● Short problem 1: According to the Robert B. Smith biography, under what name was The Girl in the Spotlight credited?
● Short problem 2: Reproduce the passage of the Robert B. Smith biography starting at "Born in Chicago, Smith" and ending at "the age of 76.".
● Short problem 3: Decide whether each statement agrees with the Robert B. Smith biography. Answer yes or no for each and quote the words of the biography that decide it. (a) Smith's older brother was Harry B. Smith. (b) Smith's last work was Angel Face. (c) Smith died in Chicago.

● Document:
○ ○ ○

Robert Bache Smith ( June 4, 1875 – November 6, 1951), usually published as Robert B. Smith, was an American librettist and lyricist. His older brother, Harry B. Smith, was also a successful lyricist and a writer and composer.

Born in Chicago, Smith began his career apprenticing with the famed vaudeville duo Weber and Fields. He most notably wrote the lyrics to “Come Down, Ma Evenin' Star” from Weber and Fields' Twirly Whirly (1902; famously sung by Lillian Russell). He went on to write libretti for operettas and lyrics for musicals, including such works as Fantana (1905), The Spring Maid (1910), Sweethearts (1913), and Angel Face (1919). His last work was The Girl in the Spotlight (credited as Richard Bruce) in 1920. He died in New York City at the age of 76.

○ ○ ○

● Data section:
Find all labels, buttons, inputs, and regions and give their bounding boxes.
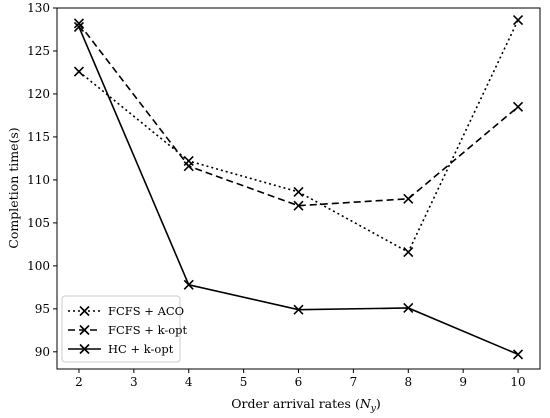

○ ○ ○

● Response 1: Richard Bruce.

● Response 2:
Born in Chicago, Smith began his career apprenticing with the famed vaudeville duo Weber and Fields. He most notably wrote the lyrics to “Come Down, Ma Evenin' Star” from Weber and Fields' Twirly Whirly (1902; famously sung by Lillian Russell). He went on to write libretti for operettas and lyrics for musicals, including such works as Fantana (1905), The Spring Maid (1910), Sweethearts (1913), and Angel Face (1919). His last work was The Girl in the Spotlight (credited as Richard Bruce) in 1920. He died in New York City at the age of 76.

● Response 3:
(a) Yes: "His older brother, Harry B. Smith, was also a successful lyricist and a writer and composer."
(b) No: "His last work was The Girl in the Spotlight (credited as Richard Bruce) in 1920."
(c) No: "He died in New York City at the age of 76."